-- Start of Data lines --

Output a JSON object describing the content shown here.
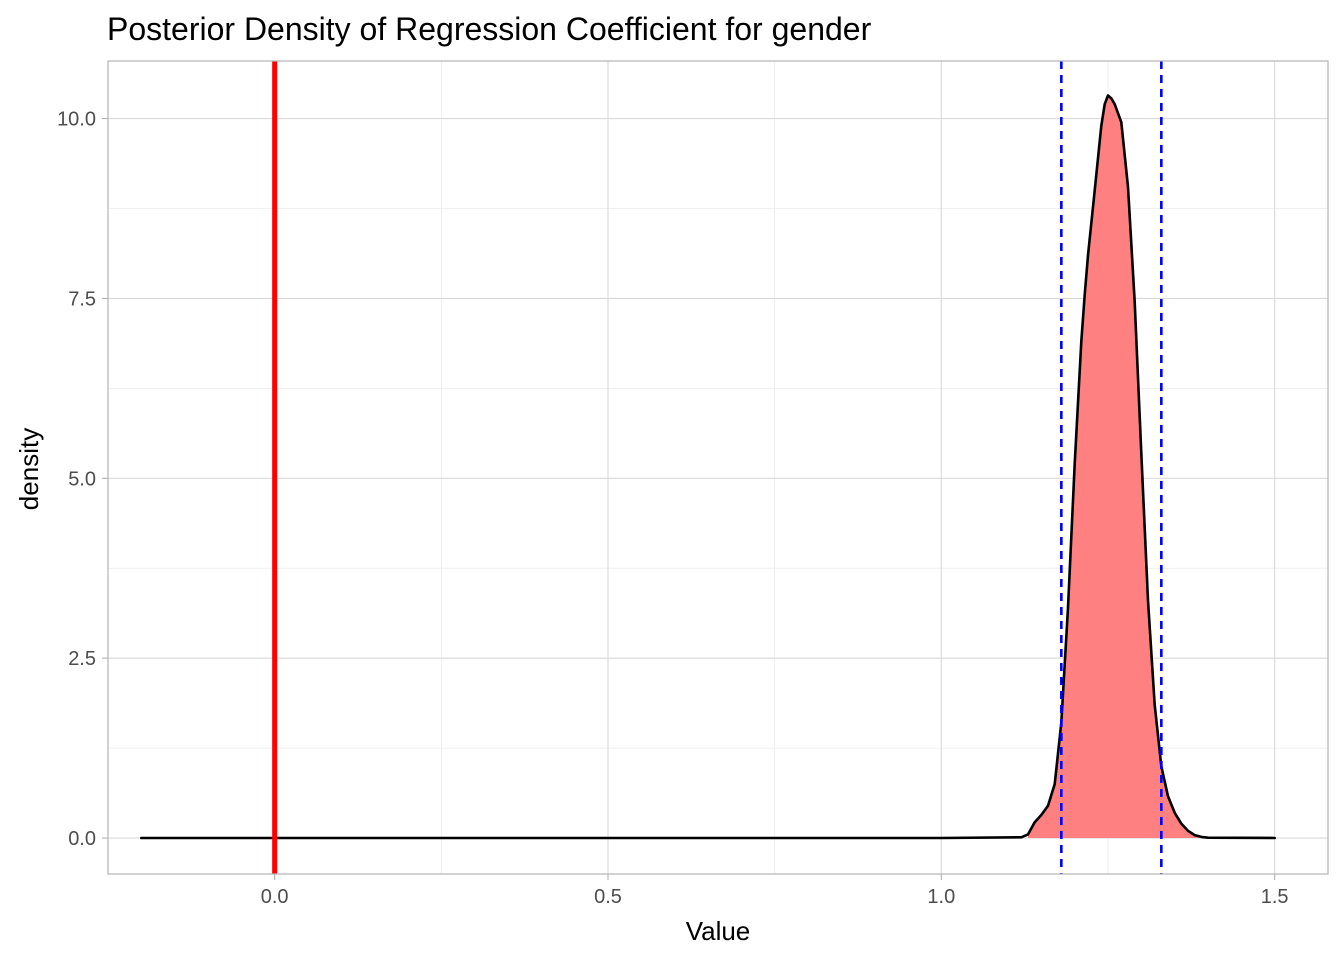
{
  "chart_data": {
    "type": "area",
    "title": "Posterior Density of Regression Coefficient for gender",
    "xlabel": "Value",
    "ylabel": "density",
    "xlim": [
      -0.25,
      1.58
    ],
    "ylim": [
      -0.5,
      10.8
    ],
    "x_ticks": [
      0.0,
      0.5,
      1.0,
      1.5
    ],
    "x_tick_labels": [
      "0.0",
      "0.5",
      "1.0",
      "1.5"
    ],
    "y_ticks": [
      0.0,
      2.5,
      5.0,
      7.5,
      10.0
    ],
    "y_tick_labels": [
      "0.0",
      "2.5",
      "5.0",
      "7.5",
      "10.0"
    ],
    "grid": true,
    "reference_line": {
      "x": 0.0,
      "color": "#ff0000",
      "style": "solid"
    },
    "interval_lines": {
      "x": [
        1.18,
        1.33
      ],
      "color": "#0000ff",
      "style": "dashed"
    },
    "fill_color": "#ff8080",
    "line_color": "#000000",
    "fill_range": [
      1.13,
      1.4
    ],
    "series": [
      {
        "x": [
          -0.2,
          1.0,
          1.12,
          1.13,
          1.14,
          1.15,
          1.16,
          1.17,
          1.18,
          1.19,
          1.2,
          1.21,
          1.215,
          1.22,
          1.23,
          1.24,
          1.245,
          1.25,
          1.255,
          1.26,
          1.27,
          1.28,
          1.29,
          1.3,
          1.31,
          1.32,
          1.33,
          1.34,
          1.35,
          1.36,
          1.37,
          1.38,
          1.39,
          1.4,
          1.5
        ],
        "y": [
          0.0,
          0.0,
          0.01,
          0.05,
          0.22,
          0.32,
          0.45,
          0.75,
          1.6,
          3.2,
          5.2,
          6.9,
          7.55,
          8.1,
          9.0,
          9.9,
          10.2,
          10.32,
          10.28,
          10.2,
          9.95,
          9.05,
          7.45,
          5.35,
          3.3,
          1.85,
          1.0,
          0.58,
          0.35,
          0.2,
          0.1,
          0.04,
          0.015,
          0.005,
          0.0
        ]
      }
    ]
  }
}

-- End of Data lines --

> _Written request_: Reproduce every record above exactly, but leave out the pictures.

> _Response below_:
Output a JSON object describing the content shown here.
{
  "chart_data": {
    "type": "area",
    "title": "Posterior Density of Regression Coefficient for gender",
    "xlabel": "Value",
    "ylabel": "density",
    "xlim": [
      -0.25,
      1.58
    ],
    "ylim": [
      -0.5,
      10.8
    ],
    "x_ticks": [
      0.0,
      0.5,
      1.0,
      1.5
    ],
    "x_tick_labels": [
      "0.0",
      "0.5",
      "1.0",
      "1.5"
    ],
    "y_ticks": [
      0.0,
      2.5,
      5.0,
      7.5,
      10.0
    ],
    "y_tick_labels": [
      "0.0",
      "2.5",
      "5.0",
      "7.5",
      "10.0"
    ],
    "grid": true,
    "reference_line": {
      "x": 0.0,
      "color": "#ff0000",
      "style": "solid"
    },
    "interval_lines": {
      "x": [
        1.18,
        1.33
      ],
      "color": "#0000ff",
      "style": "dashed"
    },
    "fill_color": "#ff8080",
    "line_color": "#000000",
    "fill_range": [
      1.13,
      1.4
    ],
    "series": [
      {
        "x": [
          -0.2,
          1.0,
          1.12,
          1.13,
          1.14,
          1.15,
          1.16,
          1.17,
          1.18,
          1.19,
          1.2,
          1.21,
          1.215,
          1.22,
          1.23,
          1.24,
          1.245,
          1.25,
          1.255,
          1.26,
          1.27,
          1.28,
          1.29,
          1.3,
          1.31,
          1.32,
          1.33,
          1.34,
          1.35,
          1.36,
          1.37,
          1.38,
          1.39,
          1.4,
          1.5
        ],
        "y": [
          0.0,
          0.0,
          0.01,
          0.05,
          0.22,
          0.32,
          0.45,
          0.75,
          1.6,
          3.2,
          5.2,
          6.9,
          7.55,
          8.1,
          9.0,
          9.9,
          10.2,
          10.32,
          10.28,
          10.2,
          9.95,
          9.05,
          7.45,
          5.35,
          3.3,
          1.85,
          1.0,
          0.58,
          0.35,
          0.2,
          0.1,
          0.04,
          0.015,
          0.005,
          0.0
        ]
      }
    ]
  }
}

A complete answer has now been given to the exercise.